RECORDED INFORMATION.
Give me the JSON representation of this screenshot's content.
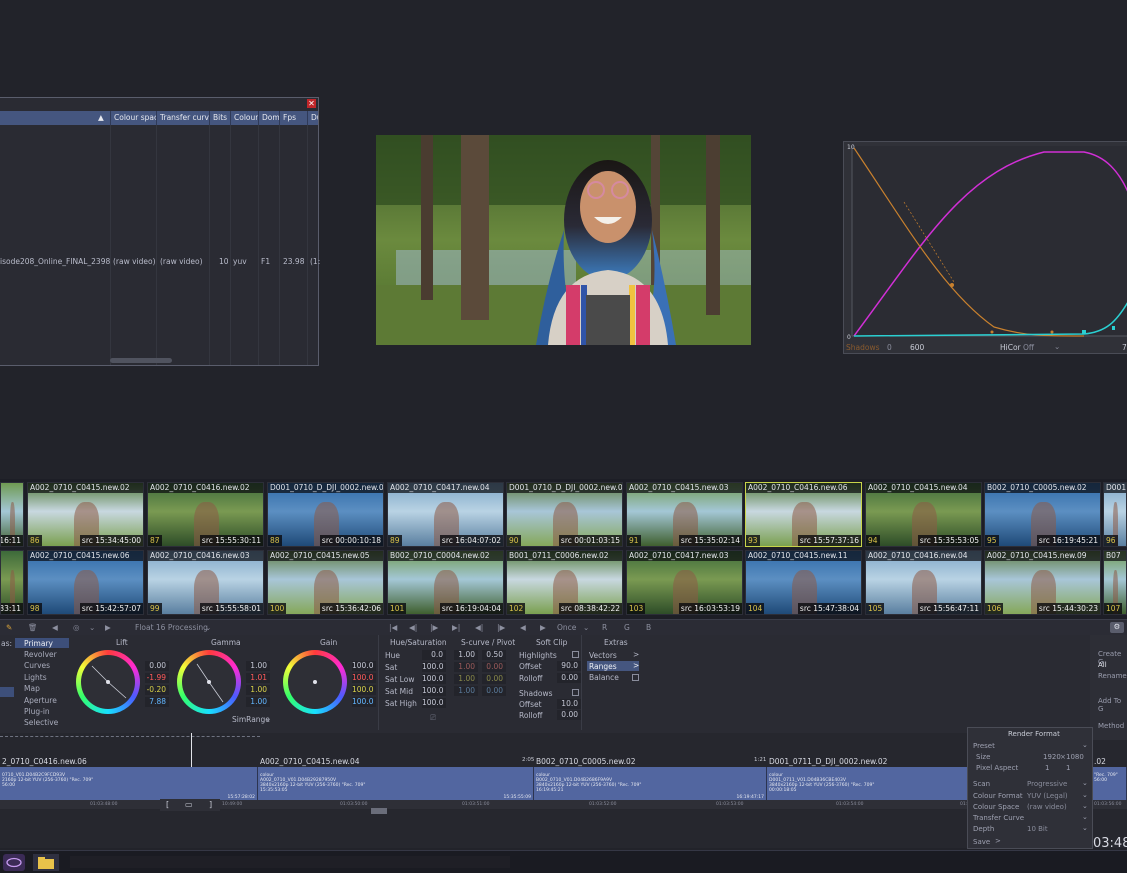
{
  "metadata_panel": {
    "close_icon": "close-icon",
    "columns": [
      "Colour space",
      "Transfer curve",
      "Bits",
      "Colour",
      "Domi",
      "Fps",
      "Du"
    ],
    "row": {
      "name": "isode208_Online_FINAL_2398",
      "colour_space": "(raw video)",
      "transfer_curve": "(raw video)",
      "bits": "10",
      "colour": "yuv",
      "domi": "F1",
      "fps": "23.98",
      "du": "(1:"
    }
  },
  "curve_panel": {
    "y_top": "10",
    "y_bottom": "0",
    "shadows_label": "Shadows",
    "shadows_value": "0",
    "value_600": "600",
    "hicor_label": "HiCor",
    "hicor_value": "Off",
    "right_value": "7"
  },
  "thumbnails": {
    "row1": [
      {
        "name": "",
        "num": "",
        "src": "16:11"
      },
      {
        "name": "A002_0710_C0415.new.02",
        "num": "86",
        "src": "src 15:34:45:00"
      },
      {
        "name": "A002_0710_C0416.new.02",
        "num": "87",
        "src": "src 15:55:30:11"
      },
      {
        "name": "D001_0710_D_DJI_0002.new.03",
        "num": "88",
        "src": "src 00:00:10:18"
      },
      {
        "name": "A002_0710_C0417.new.04",
        "num": "89",
        "src": "src 16:04:07:02"
      },
      {
        "name": "D001_0710_D_DJI_0002.new.03",
        "num": "90",
        "src": "src 00:01:03:15"
      },
      {
        "name": "A002_0710_C0415.new.03",
        "num": "91",
        "src": "src 15:35:02:14"
      },
      {
        "name": "A002_0710_C0416.new.06",
        "num": "93",
        "src": "src 15:57:37:16"
      },
      {
        "name": "A002_0710_C0415.new.04",
        "num": "94",
        "src": "src 15:35:53:05"
      },
      {
        "name": "B002_0710_C0005.new.02",
        "num": "95",
        "src": "src 16:19:45:21"
      },
      {
        "name": "D001",
        "num": "96",
        "src": ""
      }
    ],
    "row2": [
      {
        "name": "",
        "num": "",
        "src": "33:11"
      },
      {
        "name": "A002_0710_C0415.new.06",
        "num": "98",
        "src": "src 15:42:57:07"
      },
      {
        "name": "A002_0710_C0416.new.03",
        "num": "99",
        "src": "src 15:55:58:01"
      },
      {
        "name": "A002_0710_C0415.new.05",
        "num": "100",
        "src": "src 15:36:42:06"
      },
      {
        "name": "B002_0710_C0004.new.02",
        "num": "101",
        "src": "src 16:19:04:04"
      },
      {
        "name": "B001_0711_C0006.new.02",
        "num": "102",
        "src": "src 08:38:42:22"
      },
      {
        "name": "A002_0710_C0417.new.03",
        "num": "103",
        "src": "src 16:03:53:19"
      },
      {
        "name": "A002_0710_C0415.new.11",
        "num": "104",
        "src": "src 15:47:38:04"
      },
      {
        "name": "A002_0710_C0416.new.04",
        "num": "105",
        "src": "src 15:56:47:11"
      },
      {
        "name": "A002_0710_C0415.new.09",
        "num": "106",
        "src": "src 15:44:30:23"
      },
      {
        "name": "B07",
        "num": "107",
        "src": ""
      }
    ]
  },
  "toolbar": {
    "processing": "Float 16 Processing",
    "once": "Once",
    "r": "R",
    "g": "G",
    "b": "B"
  },
  "grade": {
    "menu_prefix": "as:",
    "menu": [
      "Primary",
      "Revolver",
      "Curves",
      "Lights",
      "Map",
      "Aperture",
      "Plug-in",
      "Selective"
    ],
    "lift": {
      "title": "Lift",
      "values": [
        "0.00",
        "-1.99",
        "-0.20",
        "7.88"
      ]
    },
    "gamma": {
      "title": "Gamma",
      "values": [
        "1.00",
        "1.01",
        "1.00",
        "1.00"
      ],
      "range": "SimRange"
    },
    "gain": {
      "title": "Gain",
      "values": [
        "100.0",
        "100.0",
        "100.0",
        "100.0"
      ]
    },
    "hue_sat": {
      "title": "Hue/Saturation",
      "labels": [
        "Hue",
        "Sat",
        "Sat Low",
        "Sat Mid",
        "Sat High"
      ],
      "values": [
        "0.0",
        "100.0",
        "100.0",
        "100.0",
        "100.0"
      ]
    },
    "scurve": {
      "title": "S-curve / Pivot",
      "col1": [
        "1.00",
        "1.00",
        "1.00",
        "1.00"
      ],
      "col2": [
        "0.50",
        "0.00",
        "0.00",
        "0.00"
      ]
    },
    "softclip": {
      "title": "Soft Clip",
      "highlights": "Highlights",
      "offset": "Offset",
      "offset_val": "90.0",
      "rolloff": "Rolloff",
      "rolloff_val": "0.00",
      "shadows": "Shadows",
      "offset2_val": "10.0",
      "rolloff2_val": "0.00"
    },
    "extras": {
      "title": "Extras",
      "items": [
        "Vectors",
        "Ranges",
        "Balance"
      ]
    }
  },
  "timeline": {
    "clips": [
      {
        "title": "2_0710_C0416.new.06",
        "info": [
          "0710_V01.D04B2C9FCD93V",
          "2160p 12-bit YUV (256-3760) \"Rec. 709\"",
          "56:00"
        ],
        "end": "15:57:28:02"
      },
      {
        "title": "A002_0710_C0415.new.04",
        "info": [
          "colour",
          "A002_0710_V01.D04B29287950V",
          "3840x2160p 12-bit YUV (256-3760) \"Rec. 709\"",
          "15:35:53:05"
        ],
        "end": "15:35:55:09"
      },
      {
        "title": "B002_0710_C0005.new.02",
        "info": [
          "colour",
          "B002_0710_V01.D04B2686F9A9V",
          "3840x2160p 12-bit YUV (256-3760) \"Rec. 709\"",
          "16:19:45:21"
        ],
        "end": "16:19:47:17"
      },
      {
        "title": "D001_0711_D_DJI_0002.new.02",
        "info": [
          "colour",
          "D001_0711_V01.D04B36CBE403V",
          "3840x2160p 12-bit YUV (256-3760) \"Rec. 709\"",
          "00:00:18:05"
        ],
        "end": ""
      },
      {
        "title": ".02",
        "info": [
          "",
          "",
          "\"Rec. 709\"",
          "56:00"
        ],
        "end": ""
      }
    ],
    "durations": [
      "2:05",
      "1:21"
    ],
    "ruler": [
      "01:03:48:00",
      "10:49:00",
      "01:03:50:00",
      "01:03:51:00",
      "01:03:52:00",
      "01:03:53:00",
      "01:03:54:00",
      "01:03:55:00",
      "01:03:56:00"
    ],
    "brackets": [
      "[",
      "▭",
      "]"
    ]
  },
  "render_format": {
    "title": "Render Format",
    "preset": "Preset",
    "size": "Size",
    "width": "1920",
    "x": "×",
    "height": "1080",
    "pixel_aspect": "Pixel Aspect",
    "pa1": "1",
    "pa2": "1",
    "scan": "Scan",
    "scan_val": "Progressive",
    "colour_format": "Colour Format",
    "colour_format_val": "YUV (Legal)",
    "colour_space": "Colour Space",
    "colour_space_val": "(raw video)",
    "transfer_curve": "Transfer Curve",
    "depth": "Depth",
    "depth_val": "10 Bit",
    "save": "Save"
  },
  "side_panel": {
    "create": "Create G",
    "all": "All",
    "rename": "Rename",
    "add": "Add To G",
    "method": "Method"
  },
  "clock": "03:48",
  "colors": {
    "accent_blue": "#45567f",
    "clip_blue": "#5266a0",
    "selected_thumb": "#c8d44a",
    "curve_magenta": "#d12fd6",
    "curve_cyan": "#2ad0d2",
    "curve_orange": "#c9812e"
  }
}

TASK DETAILS.
All of the data above should be transcribed verbatim, with pictures omitted.

THE COMPLETED TASK.
Give me the JSON representation of this screenshot's content.
{
  "metadata_panel": {
    "close_icon": "close-icon",
    "columns": [
      "Colour space",
      "Transfer curve",
      "Bits",
      "Colour",
      "Domi",
      "Fps",
      "Du"
    ],
    "row": {
      "name": "isode208_Online_FINAL_2398",
      "colour_space": "(raw video)",
      "transfer_curve": "(raw video)",
      "bits": "10",
      "colour": "yuv",
      "domi": "F1",
      "fps": "23.98",
      "du": "(1:"
    }
  },
  "curve_panel": {
    "y_top": "10",
    "y_bottom": "0",
    "shadows_label": "Shadows",
    "shadows_value": "0",
    "value_600": "600",
    "hicor_label": "HiCor",
    "hicor_value": "Off",
    "right_value": "7"
  },
  "thumbnails": {
    "row1": [
      {
        "name": "",
        "num": "",
        "src": "16:11"
      },
      {
        "name": "A002_0710_C0415.new.02",
        "num": "86",
        "src": "src 15:34:45:00"
      },
      {
        "name": "A002_0710_C0416.new.02",
        "num": "87",
        "src": "src 15:55:30:11"
      },
      {
        "name": "D001_0710_D_DJI_0002.new.03",
        "num": "88",
        "src": "src 00:00:10:18"
      },
      {
        "name": "A002_0710_C0417.new.04",
        "num": "89",
        "src": "src 16:04:07:02"
      },
      {
        "name": "D001_0710_D_DJI_0002.new.03",
        "num": "90",
        "src": "src 00:01:03:15"
      },
      {
        "name": "A002_0710_C0415.new.03",
        "num": "91",
        "src": "src 15:35:02:14"
      },
      {
        "name": "A002_0710_C0416.new.06",
        "num": "93",
        "src": "src 15:57:37:16"
      },
      {
        "name": "A002_0710_C0415.new.04",
        "num": "94",
        "src": "src 15:35:53:05"
      },
      {
        "name": "B002_0710_C0005.new.02",
        "num": "95",
        "src": "src 16:19:45:21"
      },
      {
        "name": "D001",
        "num": "96",
        "src": ""
      }
    ],
    "row2": [
      {
        "name": "",
        "num": "",
        "src": "33:11"
      },
      {
        "name": "A002_0710_C0415.new.06",
        "num": "98",
        "src": "src 15:42:57:07"
      },
      {
        "name": "A002_0710_C0416.new.03",
        "num": "99",
        "src": "src 15:55:58:01"
      },
      {
        "name": "A002_0710_C0415.new.05",
        "num": "100",
        "src": "src 15:36:42:06"
      },
      {
        "name": "B002_0710_C0004.new.02",
        "num": "101",
        "src": "src 16:19:04:04"
      },
      {
        "name": "B001_0711_C0006.new.02",
        "num": "102",
        "src": "src 08:38:42:22"
      },
      {
        "name": "A002_0710_C0417.new.03",
        "num": "103",
        "src": "src 16:03:53:19"
      },
      {
        "name": "A002_0710_C0415.new.11",
        "num": "104",
        "src": "src 15:47:38:04"
      },
      {
        "name": "A002_0710_C0416.new.04",
        "num": "105",
        "src": "src 15:56:47:11"
      },
      {
        "name": "A002_0710_C0415.new.09",
        "num": "106",
        "src": "src 15:44:30:23"
      },
      {
        "name": "B07",
        "num": "107",
        "src": ""
      }
    ]
  },
  "toolbar": {
    "processing": "Float 16 Processing",
    "once": "Once",
    "r": "R",
    "g": "G",
    "b": "B"
  },
  "grade": {
    "menu_prefix": "as:",
    "menu": [
      "Primary",
      "Revolver",
      "Curves",
      "Lights",
      "Map",
      "Aperture",
      "Plug-in",
      "Selective"
    ],
    "lift": {
      "title": "Lift",
      "values": [
        "0.00",
        "-1.99",
        "-0.20",
        "7.88"
      ]
    },
    "gamma": {
      "title": "Gamma",
      "values": [
        "1.00",
        "1.01",
        "1.00",
        "1.00"
      ],
      "range": "SimRange"
    },
    "gain": {
      "title": "Gain",
      "values": [
        "100.0",
        "100.0",
        "100.0",
        "100.0"
      ]
    },
    "hue_sat": {
      "title": "Hue/Saturation",
      "labels": [
        "Hue",
        "Sat",
        "Sat Low",
        "Sat Mid",
        "Sat High"
      ],
      "values": [
        "0.0",
        "100.0",
        "100.0",
        "100.0",
        "100.0"
      ]
    },
    "scurve": {
      "title": "S-curve / Pivot",
      "col1": [
        "1.00",
        "1.00",
        "1.00",
        "1.00"
      ],
      "col2": [
        "0.50",
        "0.00",
        "0.00",
        "0.00"
      ]
    },
    "softclip": {
      "title": "Soft Clip",
      "highlights": "Highlights",
      "offset": "Offset",
      "offset_val": "90.0",
      "rolloff": "Rolloff",
      "rolloff_val": "0.00",
      "shadows": "Shadows",
      "offset2_val": "10.0",
      "rolloff2_val": "0.00"
    },
    "extras": {
      "title": "Extras",
      "items": [
        "Vectors",
        "Ranges",
        "Balance"
      ]
    }
  },
  "timeline": {
    "clips": [
      {
        "title": "2_0710_C0416.new.06",
        "info": [
          "0710_V01.D04B2C9FCD93V",
          "2160p 12-bit YUV (256-3760) \"Rec. 709\"",
          "56:00"
        ],
        "end": "15:57:28:02"
      },
      {
        "title": "A002_0710_C0415.new.04",
        "info": [
          "colour",
          "A002_0710_V01.D04B29287950V",
          "3840x2160p 12-bit YUV (256-3760) \"Rec. 709\"",
          "15:35:53:05"
        ],
        "end": "15:35:55:09"
      },
      {
        "title": "B002_0710_C0005.new.02",
        "info": [
          "colour",
          "B002_0710_V01.D04B2686F9A9V",
          "3840x2160p 12-bit YUV (256-3760) \"Rec. 709\"",
          "16:19:45:21"
        ],
        "end": "16:19:47:17"
      },
      {
        "title": "D001_0711_D_DJI_0002.new.02",
        "info": [
          "colour",
          "D001_0711_V01.D04B36CBE403V",
          "3840x2160p 12-bit YUV (256-3760) \"Rec. 709\"",
          "00:00:18:05"
        ],
        "end": ""
      },
      {
        "title": ".02",
        "info": [
          "",
          "",
          "\"Rec. 709\"",
          "56:00"
        ],
        "end": ""
      }
    ],
    "durations": [
      "2:05",
      "1:21"
    ],
    "ruler": [
      "01:03:48:00",
      "10:49:00",
      "01:03:50:00",
      "01:03:51:00",
      "01:03:52:00",
      "01:03:53:00",
      "01:03:54:00",
      "01:03:55:00",
      "01:03:56:00"
    ],
    "brackets": [
      "[",
      "▭",
      "]"
    ]
  },
  "render_format": {
    "title": "Render Format",
    "preset": "Preset",
    "size": "Size",
    "width": "1920",
    "x": "×",
    "height": "1080",
    "pixel_aspect": "Pixel Aspect",
    "pa1": "1",
    "pa2": "1",
    "scan": "Scan",
    "scan_val": "Progressive",
    "colour_format": "Colour Format",
    "colour_format_val": "YUV (Legal)",
    "colour_space": "Colour Space",
    "colour_space_val": "(raw video)",
    "transfer_curve": "Transfer Curve",
    "depth": "Depth",
    "depth_val": "10 Bit",
    "save": "Save"
  },
  "side_panel": {
    "create": "Create G",
    "all": "All",
    "rename": "Rename",
    "add": "Add To G",
    "method": "Method"
  },
  "clock": "03:48",
  "colors": {
    "accent_blue": "#45567f",
    "clip_blue": "#5266a0",
    "selected_thumb": "#c8d44a",
    "curve_magenta": "#d12fd6",
    "curve_cyan": "#2ad0d2",
    "curve_orange": "#c9812e"
  }
}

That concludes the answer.